**** INPUT MATERIAL ****
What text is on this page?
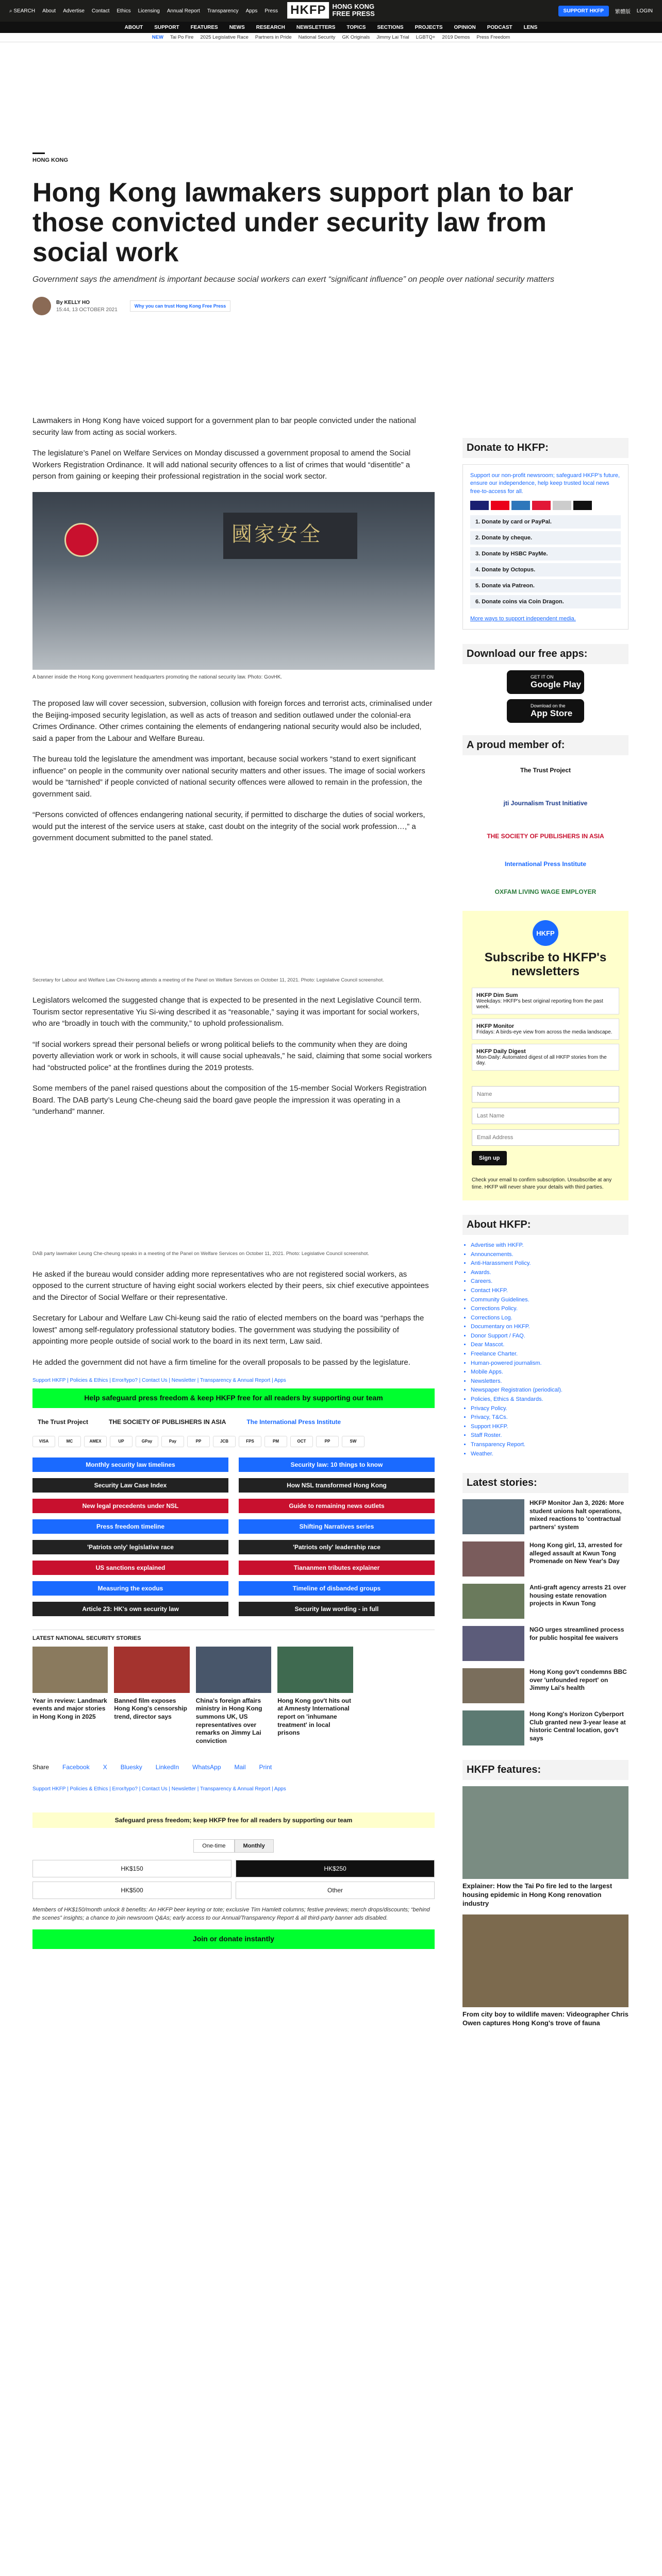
⌕ SEARCH About Advertise Contact Ethics Licensing Annual Report Transparency Apps Press HKFP HONG KONG
FREE PRESS	SUPPORT HKFP	繁體版 LOGIN
ABOUT SUPPORT FEATURES NEWS RESEARCH NEWSLETTERS TOPICS SECTIONS PROJECTS OPINION PODCAST LENS
NEW Tai Po Fire 2025 Legislative Race Partners in Pride National Security GK Originals Jimmy Lai Trial LGBTQ+ 2019 Demos Press Freedom
HONG KONG
Hong Kong lawmakers support plan to bar those convicted under security law from social work

Government says the amendment is important because social workers can exert “significant influence” on people over national security matters

By KELLY HO
15:44, 13 OCTOBER 2021
Why you can trust Hong Kong Free Press

Lawmakers in Hong Kong have voiced support for a government plan to bar people convicted under the national security law from acting as social workers.

The legislature’s Panel on Welfare Services on Monday discussed a government proposal to amend the Social Workers Registration Ordinance. It will add national security offences to a list of crimes that would “disentitle” a person from gaining or keeping their professional registration in the social work sector.

國家安全
A banner inside the Hong Kong government headquarters promoting the national security law. Photo: GovHK.

The proposed law will cover secession, subversion, collusion with foreign forces and terrorist acts, criminalised under the Beijing-imposed security legislation, as well as acts of treason and sedition outlawed under the colonial-era Crimes Ordinance. Other crimes containing the elements of endangering national security would also be included, said a paper from the Labour and Welfare Bureau.

The bureau told the legislature the amendment was important, because social workers “stand to exert significant influence” on people in the community over national security matters and other issues. The image of social workers would be “tarnished” if people convicted of national security offences were allowed to remain in the profession, the government said.

“Persons convicted of offences endangering national security, if permitted to discharge the duties of social workers, would put the interest of the service users at stake, cast doubt on the integrity of the social work profession…,” a government document submitted to the panel stated.

Secretary for Labour and Welfare Law Chi-kwong attends a meeting of the Panel on Welfare Services on October 11, 2021. Photo: Legislative Council screenshot.

Legislators welcomed the suggested change that is expected to be presented in the next Legislative Council term. Tourism sector representative Yiu Si-wing described it as “reasonable,” saying it was important for social workers, who are “broadly in touch with the community,” to uphold professionalism.

“If social workers spread their personal beliefs or wrong political beliefs to the community when they are doing poverty alleviation work or work in schools, it will cause social upheavals,” he said, claiming that some social workers had “obstructed police” at the frontlines during the 2019 protests.

Some members of the panel raised questions about the composition of the 15-member Social Workers Registration Board. The DAB party’s Leung Che-cheung said the board gave people the impression it was operating in a “underhand” manner.

DAB party lawmaker Leung Che-cheung speaks in a meeting of the Panel on Welfare Services on October 11, 2021. Photo: Legislative Council screenshot.

He asked if the bureau would consider adding more representatives who are not registered social workers, as opposed to the current structure of having eight social workers elected by their peers, six chief executive appointees and the Director of Social Welfare or their representative.

Secretary for Labour and Welfare Law Chi-keung said the ratio of elected members on the board was “perhaps the lowest” among self-regulatory professional statutory bodies. The government was studying the possibility of appointing more people outside of social work to the board in its next term, Law said.

He added the government did not have a firm timeline for the overall proposals to be passed by the legislature.

Support HKFP | Policies & Ethics | Error/typo? | Contact Us | Newsletter | Transparency & Annual Report | Apps
Help safeguard press freedom & keep HKFP free for all readers by supporting our team
The Trust Project	THE SOCIETY OF PUBLISHERS IN ASIA	The International Press Institute
VISA	MC	AMEX	UP	GPay	Pay	PP	JCB	FPS	PM	OCT	PP	SW
Monthly security law timelines	Security law: 10 things to know
Security Law Case Index	How NSL transformed Hong Kong
New legal precedents under NSL	Guide to remaining news outlets
Press freedom timeline	Shifting Narratives series
'Patriots only' legislative race	'Patriots only' leadership race
US sanctions explained	Tiananmen tributes explainer
Measuring the exodus	Timeline of disbanded groups
Article 23: HK's own security law	Security law wording - in full
LATEST NATIONAL SECURITY STORIES
Year in review: Landmark events and major stories in Hong Kong in 2025
Banned film exposes Hong Kong's censorship trend, director says
China's foreign affairs ministry in Hong Kong summons UK, US representatives over remarks on Jimmy Lai conviction
Hong Kong gov't hits out at Amnesty International report on 'inhumane treatment' in local prisons
Share Facebook X Bluesky LinkedIn WhatsApp Mail Print
Support HKFP | Policies & Ethics | Error/typo? | Contact Us | Newsletter | Transparency & Annual Report | Apps
Safeguard press freedom; keep HKFP free for all readers by supporting our team
One-time	Monthly
HK$150	HK$250
HK$500	Other

Members of HK$150/month unlock 8 benefits: An HKFP beer keyring or tote; exclusive Tim Hamlett columns; festive previews; merch drops/discounts; “behind the scenes” insights; a chance to join newsroom Q&As; early access to our Annual/Transparency Report & all third-party banner ads disabled.

Join or donate instantly
Donate to HKFP:

Support our non-profit newsroom; safeguard HKFP's future, ensure our independence, help keep trusted local news free-to-access for all.

1. Donate by card or PayPal.
2. Donate by cheque.
3. Donate by HSBC PayMe.
4. Donate by Octopus.
5. Donate via Patreon.
6. Donate coins via Coin Dragon.

More ways to support independent media.

Download our free apps:
GET IT ON
Google Play
Download on the
App Store
A proud member of:
The Trust Project
jti Journalism Trust Initiative
THE SOCIETY OF PUBLISHERS IN ASIA
International Press Institute
OXFAM LIVING WAGE EMPLOYER
HKFP
Subscribe to HKFP's newsletters
HKFP Dim Sum
Weekdays: HKFP's best original reporting from the past week.
HKFP Monitor
Fridays: A birds-eye view from across the media landscape.
HKFP Daily Digest
Mon-Daily: Automated digest of all HKFP stories from the day.
Name
Last Name
Email Address
Sign up

Check your email to confirm subscription. Unsubscribe at any time. HKFP will never share your details with third parties.

About HKFP:
• Advertise with HKFP.
• Announcements.
• Anti-Harassment Policy.
• Awards.
• Careers.
• Contact HKFP.
• Community Guidelines.
• Corrections Policy.
• Corrections Log.
• Documentary on HKFP.
• Donor Support / FAQ.
• Dear Mascot.
• Freelance Charter.
• Human-powered journalism.
• Mobile Apps.
• Newsletters.
• Newspaper Registration (periodical).
• Policies, Ethics & Standards.
• Privacy Policy.
• Privacy, T&Cs.
• Support HKFP.
• Staff Roster.
• Transparency Report.
• Weather.
Latest stories:
HKFP Monitor Jan 3, 2026: More student unions halt operations, mixed reactions to 'contractual partners' system
Hong Kong girl, 13, arrested for alleged assault at Kwun Tong Promenade on New Year's Day
Anti-graft agency arrests 21 over housing estate renovation projects in Kwun Tong
NGO urges streamlined process for public hospital fee waivers
Hong Kong gov't condemns BBC over 'unfounded report' on Jimmy Lai's health
Hong Kong's Horizon Cyberport Club granted new 3-year lease at historic Central location, gov't says
HKFP features:
Explainer: How the Tai Po fire led to the largest housing epidemic in Hong Kong renovation industry
From city boy to wildlife maven: Videographer Chris Owen captures Hong Kong's trove of fauna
****
» **THE PROBLEM**: Take the data above and repeat it exactly, leaving each picture out.

» **REPLY TO THE TASK**:
What text is on this page?
⌕ SEARCH About Advertise Contact Ethics Licensing Annual Report Transparency Apps Press HKFP HONG KONG
FREE PRESS	SUPPORT HKFP	繁體版 LOGIN
ABOUT SUPPORT FEATURES NEWS RESEARCH NEWSLETTERS TOPICS SECTIONS PROJECTS OPINION PODCAST LENS
NEW Tai Po Fire 2025 Legislative Race Partners in Pride National Security GK Originals Jimmy Lai Trial LGBTQ+ 2019 Demos Press Freedom
HONG KONG
Hong Kong lawmakers support plan to bar those convicted under security law from social work

Government says the amendment is important because social workers can exert “significant influence” on people over national security matters

By KELLY HO
15:44, 13 OCTOBER 2021
Why you can trust Hong Kong Free Press

Lawmakers in Hong Kong have voiced support for a government plan to bar people convicted under the national security law from acting as social workers.

The legislature’s Panel on Welfare Services on Monday discussed a government proposal to amend the Social Workers Registration Ordinance. It will add national security offences to a list of crimes that would “disentitle” a person from gaining or keeping their professional registration in the social work sector.

國家安全
A banner inside the Hong Kong government headquarters promoting the national security law. Photo: GovHK.

The proposed law will cover secession, subversion, collusion with foreign forces and terrorist acts, criminalised under the Beijing-imposed security legislation, as well as acts of treason and sedition outlawed under the colonial-era Crimes Ordinance. Other crimes containing the elements of endangering national security would also be included, said a paper from the Labour and Welfare Bureau.

The bureau told the legislature the amendment was important, because social workers “stand to exert significant influence” on people in the community over national security matters and other issues. The image of social workers would be “tarnished” if people convicted of national security offences were allowed to remain in the profession, the government said.

“Persons convicted of offences endangering national security, if permitted to discharge the duties of social workers, would put the interest of the service users at stake, cast doubt on the integrity of the social work profession…,” a government document submitted to the panel stated.

Secretary for Labour and Welfare Law Chi-kwong attends a meeting of the Panel on Welfare Services on October 11, 2021. Photo: Legislative Council screenshot.

Legislators welcomed the suggested change that is expected to be presented in the next Legislative Council term. Tourism sector representative Yiu Si-wing described it as “reasonable,” saying it was important for social workers, who are “broadly in touch with the community,” to uphold professionalism.

“If social workers spread their personal beliefs or wrong political beliefs to the community when they are doing poverty alleviation work or work in schools, it will cause social upheavals,” he said, claiming that some social workers had “obstructed police” at the frontlines during the 2019 protests.

Some members of the panel raised questions about the composition of the 15-member Social Workers Registration Board. The DAB party’s Leung Che-cheung said the board gave people the impression it was operating in a “underhand” manner.

DAB party lawmaker Leung Che-cheung speaks in a meeting of the Panel on Welfare Services on October 11, 2021. Photo: Legislative Council screenshot.

He asked if the bureau would consider adding more representatives who are not registered social workers, as opposed to the current structure of having eight social workers elected by their peers, six chief executive appointees and the Director of Social Welfare or their representative.

Secretary for Labour and Welfare Law Chi-keung said the ratio of elected members on the board was “perhaps the lowest” among self-regulatory professional statutory bodies. The government was studying the possibility of appointing more people outside of social work to the board in its next term, Law said.

He added the government did not have a firm timeline for the overall proposals to be passed by the legislature.

Support HKFP | Policies & Ethics | Error/typo? | Contact Us | Newsletter | Transparency & Annual Report | Apps
Help safeguard press freedom & keep HKFP free for all readers by supporting our team
The Trust Project	THE SOCIETY OF PUBLISHERS IN ASIA	The International Press Institute
VISA	MC	AMEX	UP	GPay	Pay	PP	JCB	FPS	PM	OCT	PP	SW
Monthly security law timelines	Security law: 10 things to know
Security Law Case Index	How NSL transformed Hong Kong
New legal precedents under NSL	Guide to remaining news outlets
Press freedom timeline	Shifting Narratives series
'Patriots only' legislative race	'Patriots only' leadership race
US sanctions explained	Tiananmen tributes explainer
Measuring the exodus	Timeline of disbanded groups
Article 23: HK's own security law	Security law wording - in full
LATEST NATIONAL SECURITY STORIES
Year in review: Landmark events and major stories in Hong Kong in 2025
Banned film exposes Hong Kong's censorship trend, director says
China's foreign affairs ministry in Hong Kong summons UK, US representatives over remarks on Jimmy Lai conviction
Hong Kong gov't hits out at Amnesty International report on 'inhumane treatment' in local prisons
Share Facebook X Bluesky LinkedIn WhatsApp Mail Print
Support HKFP | Policies & Ethics | Error/typo? | Contact Us | Newsletter | Transparency & Annual Report | Apps
Safeguard press freedom; keep HKFP free for all readers by supporting our team
One-time	Monthly
HK$150	HK$250
HK$500	Other

Members of HK$150/month unlock 8 benefits: An HKFP beer keyring or tote; exclusive Tim Hamlett columns; festive previews; merch drops/discounts; “behind the scenes” insights; a chance to join newsroom Q&As; early access to our Annual/Transparency Report & all third-party banner ads disabled.

Join or donate instantly
Donate to HKFP:

Support our non-profit newsroom; safeguard HKFP's future, ensure our independence, help keep trusted local news free-to-access for all.

1. Donate by card or PayPal.
2. Donate by cheque.
3. Donate by HSBC PayMe.
4. Donate by Octopus.
5. Donate via Patreon.
6. Donate coins via Coin Dragon.

More ways to support independent media.

Download our free apps:
GET IT ON
Google Play
Download on the
App Store
A proud member of:
The Trust Project
jti Journalism Trust Initiative
THE SOCIETY OF PUBLISHERS IN ASIA
International Press Institute
OXFAM LIVING WAGE EMPLOYER
HKFP
Subscribe to HKFP's newsletters
HKFP Dim Sum
Weekdays: HKFP's best original reporting from the past week.
HKFP Monitor
Fridays: A birds-eye view from across the media landscape.
HKFP Daily Digest
Mon-Daily: Automated digest of all HKFP stories from the day.
Name
Last Name
Email Address
Sign up

Check your email to confirm subscription. Unsubscribe at any time. HKFP will never share your details with third parties.

About HKFP:
• Advertise with HKFP.
• Announcements.
• Anti-Harassment Policy.
• Awards.
• Careers.
• Contact HKFP.
• Community Guidelines.
• Corrections Policy.
• Corrections Log.
• Documentary on HKFP.
• Donor Support / FAQ.
• Dear Mascot.
• Freelance Charter.
• Human-powered journalism.
• Mobile Apps.
• Newsletters.
• Newspaper Registration (periodical).
• Policies, Ethics & Standards.
• Privacy Policy.
• Privacy, T&Cs.
• Support HKFP.
• Staff Roster.
• Transparency Report.
• Weather.
Latest stories:
HKFP Monitor Jan 3, 2026: More student unions halt operations, mixed reactions to 'contractual partners' system
Hong Kong girl, 13, arrested for alleged assault at Kwun Tong Promenade on New Year's Day
Anti-graft agency arrests 21 over housing estate renovation projects in Kwun Tong
NGO urges streamlined process for public hospital fee waivers
Hong Kong gov't condemns BBC over 'unfounded report' on Jimmy Lai's health
Hong Kong's Horizon Cyberport Club granted new 3-year lease at historic Central location, gov't says
HKFP features:
Explainer: How the Tai Po fire led to the largest housing epidemic in Hong Kong renovation industry
From city boy to wildlife maven: Videographer Chris Owen captures Hong Kong's trove of fauna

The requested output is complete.